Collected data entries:
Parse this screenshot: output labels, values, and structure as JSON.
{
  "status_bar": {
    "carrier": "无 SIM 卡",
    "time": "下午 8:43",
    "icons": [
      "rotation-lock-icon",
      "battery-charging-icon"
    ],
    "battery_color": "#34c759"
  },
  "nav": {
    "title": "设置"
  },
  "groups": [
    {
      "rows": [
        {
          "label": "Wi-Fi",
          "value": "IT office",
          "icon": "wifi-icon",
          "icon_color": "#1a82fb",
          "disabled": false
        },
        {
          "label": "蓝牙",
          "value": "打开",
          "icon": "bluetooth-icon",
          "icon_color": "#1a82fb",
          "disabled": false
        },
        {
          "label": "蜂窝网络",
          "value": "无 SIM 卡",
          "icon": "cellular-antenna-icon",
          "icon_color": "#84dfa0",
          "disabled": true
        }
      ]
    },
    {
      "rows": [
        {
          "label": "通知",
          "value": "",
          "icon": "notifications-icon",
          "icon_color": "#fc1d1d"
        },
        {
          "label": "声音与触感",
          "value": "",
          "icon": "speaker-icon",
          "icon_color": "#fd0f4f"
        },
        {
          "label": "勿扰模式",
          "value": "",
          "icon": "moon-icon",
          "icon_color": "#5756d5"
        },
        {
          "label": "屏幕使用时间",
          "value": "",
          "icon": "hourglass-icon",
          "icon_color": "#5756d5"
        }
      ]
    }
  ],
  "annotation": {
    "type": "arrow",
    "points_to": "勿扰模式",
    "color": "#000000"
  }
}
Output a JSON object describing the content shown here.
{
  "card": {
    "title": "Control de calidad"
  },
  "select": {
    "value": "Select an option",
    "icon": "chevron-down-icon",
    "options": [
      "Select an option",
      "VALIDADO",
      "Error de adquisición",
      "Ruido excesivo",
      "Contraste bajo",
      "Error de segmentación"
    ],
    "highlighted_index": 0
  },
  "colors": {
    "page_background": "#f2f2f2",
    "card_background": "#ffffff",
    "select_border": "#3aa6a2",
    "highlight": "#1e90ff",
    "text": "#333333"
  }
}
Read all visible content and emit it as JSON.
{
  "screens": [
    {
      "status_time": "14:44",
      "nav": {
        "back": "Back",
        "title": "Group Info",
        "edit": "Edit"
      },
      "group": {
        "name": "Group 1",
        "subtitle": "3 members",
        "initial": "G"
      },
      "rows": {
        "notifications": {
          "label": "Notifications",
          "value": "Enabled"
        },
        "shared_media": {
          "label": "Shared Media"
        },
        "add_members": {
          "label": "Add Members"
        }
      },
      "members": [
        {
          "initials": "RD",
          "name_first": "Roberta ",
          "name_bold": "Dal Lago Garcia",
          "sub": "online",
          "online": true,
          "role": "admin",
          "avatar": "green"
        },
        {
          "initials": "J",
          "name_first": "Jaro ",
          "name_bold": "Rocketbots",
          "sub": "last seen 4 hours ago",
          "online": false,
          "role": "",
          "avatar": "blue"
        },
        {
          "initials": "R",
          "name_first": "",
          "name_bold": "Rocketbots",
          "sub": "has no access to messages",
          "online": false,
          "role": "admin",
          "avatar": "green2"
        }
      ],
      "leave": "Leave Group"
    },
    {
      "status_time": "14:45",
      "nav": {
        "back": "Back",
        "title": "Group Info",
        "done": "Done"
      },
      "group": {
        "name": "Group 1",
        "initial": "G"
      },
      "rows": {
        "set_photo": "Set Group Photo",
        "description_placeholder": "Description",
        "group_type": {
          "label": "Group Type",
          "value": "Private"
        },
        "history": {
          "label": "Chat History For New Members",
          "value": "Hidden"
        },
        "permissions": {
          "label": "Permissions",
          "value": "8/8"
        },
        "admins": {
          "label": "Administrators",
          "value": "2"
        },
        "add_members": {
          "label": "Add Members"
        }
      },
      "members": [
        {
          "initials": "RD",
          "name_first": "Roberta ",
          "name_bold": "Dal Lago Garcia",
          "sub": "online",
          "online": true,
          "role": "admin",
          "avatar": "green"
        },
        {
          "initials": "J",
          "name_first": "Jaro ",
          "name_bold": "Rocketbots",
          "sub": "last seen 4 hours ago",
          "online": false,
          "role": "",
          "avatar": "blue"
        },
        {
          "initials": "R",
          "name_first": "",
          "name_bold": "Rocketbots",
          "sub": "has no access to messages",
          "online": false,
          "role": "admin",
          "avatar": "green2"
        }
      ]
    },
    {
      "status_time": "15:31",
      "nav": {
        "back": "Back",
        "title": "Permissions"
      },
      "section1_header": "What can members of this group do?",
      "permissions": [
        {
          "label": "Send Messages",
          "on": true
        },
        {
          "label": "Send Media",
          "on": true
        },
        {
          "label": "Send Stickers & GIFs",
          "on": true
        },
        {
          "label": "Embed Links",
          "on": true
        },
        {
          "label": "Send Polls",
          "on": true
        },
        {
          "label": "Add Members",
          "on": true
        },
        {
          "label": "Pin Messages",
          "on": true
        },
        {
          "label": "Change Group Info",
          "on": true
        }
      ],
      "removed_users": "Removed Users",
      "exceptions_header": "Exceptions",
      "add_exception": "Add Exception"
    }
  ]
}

## Exercise brief
Reproduce each entry above exactly, keeping every word.

## Completed exercise
Parse this screenshot: output labels, values, and structure as JSON.
{
  "status_bar": {
    "carrier": "无 SIM 卡",
    "time": "下午 8:43",
    "icons": [
      "rotation-lock-icon",
      "battery-charging-icon"
    ],
    "battery_color": "#34c759"
  },
  "nav": {
    "title": "设置"
  },
  "groups": [
    {
      "rows": [
        {
          "label": "Wi-Fi",
          "value": "IT office",
          "icon": "wifi-icon",
          "icon_color": "#1a82fb",
          "disabled": false
        },
        {
          "label": "蓝牙",
          "value": "打开",
          "icon": "bluetooth-icon",
          "icon_color": "#1a82fb",
          "disabled": false
        },
        {
          "label": "蜂窝网络",
          "value": "无 SIM 卡",
          "icon": "cellular-antenna-icon",
          "icon_color": "#84dfa0",
          "disabled": true
        }
      ]
    },
    {
      "rows": [
        {
          "label": "通知",
          "value": "",
          "icon": "notifications-icon",
          "icon_color": "#fc1d1d"
        },
        {
          "label": "声音与触感",
          "value": "",
          "icon": "speaker-icon",
          "icon_color": "#fd0f4f"
        },
        {
          "label": "勿扰模式",
          "value": "",
          "icon": "moon-icon",
          "icon_color": "#5756d5"
        },
        {
          "label": "屏幕使用时间",
          "value": "",
          "icon": "hourglass-icon",
          "icon_color": "#5756d5"
        }
      ]
    }
  ],
  "annotation": {
    "type": "arrow",
    "points_to": "勿扰模式",
    "color": "#000000"
  }
}
Output a JSON object describing the content shown here.
{
  "card": {
    "title": "Control de calidad"
  },
  "select": {
    "value": "Select an option",
    "icon": "chevron-down-icon",
    "options": [
      "Select an option",
      "VALIDADO",
      "Error de adquisición",
      "Ruido excesivo",
      "Contraste bajo",
      "Error de segmentación"
    ],
    "highlighted_index": 0
  },
  "colors": {
    "page_background": "#f2f2f2",
    "card_background": "#ffffff",
    "select_border": "#3aa6a2",
    "highlight": "#1e90ff",
    "text": "#333333"
  }
}
Read all visible content and emit it as JSON.
{
  "screens": [
    {
      "status_time": "14:44",
      "nav": {
        "back": "Back",
        "title": "Group Info",
        "edit": "Edit"
      },
      "group": {
        "name": "Group 1",
        "subtitle": "3 members",
        "initial": "G"
      },
      "rows": {
        "notifications": {
          "label": "Notifications",
          "value": "Enabled"
        },
        "shared_media": {
          "label": "Shared Media"
        },
        "add_members": {
          "label": "Add Members"
        }
      },
      "members": [
        {
          "initials": "RD",
          "name_first": "Roberta ",
          "name_bold": "Dal Lago Garcia",
          "sub": "online",
          "online": true,
          "role": "admin",
          "avatar": "green"
        },
        {
          "initials": "J",
          "name_first": "Jaro ",
          "name_bold": "Rocketbots",
          "sub": "last seen 4 hours ago",
          "online": false,
          "role": "",
          "avatar": "blue"
        },
        {
          "initials": "R",
          "name_first": "",
          "name_bold": "Rocketbots",
          "sub": "has no access to messages",
          "online": false,
          "role": "admin",
          "avatar": "green2"
        }
      ],
      "leave": "Leave Group"
    },
    {
      "status_time": "14:45",
      "nav": {
        "back": "Back",
        "title": "Group Info",
        "done": "Done"
      },
      "group": {
        "name": "Group 1",
        "initial": "G"
      },
      "rows": {
        "set_photo": "Set Group Photo",
        "description_placeholder": "Description",
        "group_type": {
          "label": "Group Type",
          "value": "Private"
        },
        "history": {
          "label": "Chat History For New Members",
          "value": "Hidden"
        },
        "permissions": {
          "label": "Permissions",
          "value": "8/8"
        },
        "admins": {
          "label": "Administrators",
          "value": "2"
        },
        "add_members": {
          "label": "Add Members"
        }
      },
      "members": [
        {
          "initials": "RD",
          "name_first": "Roberta ",
          "name_bold": "Dal Lago Garcia",
          "sub": "online",
          "online": true,
          "role": "admin",
          "avatar": "green"
        },
        {
          "initials": "J",
          "name_first": "Jaro ",
          "name_bold": "Rocketbots",
          "sub": "last seen 4 hours ago",
          "online": false,
          "role": "",
          "avatar": "blue"
        },
        {
          "initials": "R",
          "name_first": "",
          "name_bold": "Rocketbots",
          "sub": "has no access to messages",
          "online": false,
          "role": "admin",
          "avatar": "green2"
        }
      ]
    },
    {
      "status_time": "15:31",
      "nav": {
        "back": "Back",
        "title": "Permissions"
      },
      "section1_header": "What can members of this group do?",
      "permissions": [
        {
          "label": "Send Messages",
          "on": true
        },
        {
          "label": "Send Media",
          "on": true
        },
        {
          "label": "Send Stickers & GIFs",
          "on": true
        },
        {
          "label": "Embed Links",
          "on": true
        },
        {
          "label": "Send Polls",
          "on": true
        },
        {
          "label": "Add Members",
          "on": true
        },
        {
          "label": "Pin Messages",
          "on": true
        },
        {
          "label": "Change Group Info",
          "on": true
        }
      ],
      "removed_users": "Removed Users",
      "exceptions_header": "Exceptions",
      "add_exception": "Add Exception"
    }
  ]
}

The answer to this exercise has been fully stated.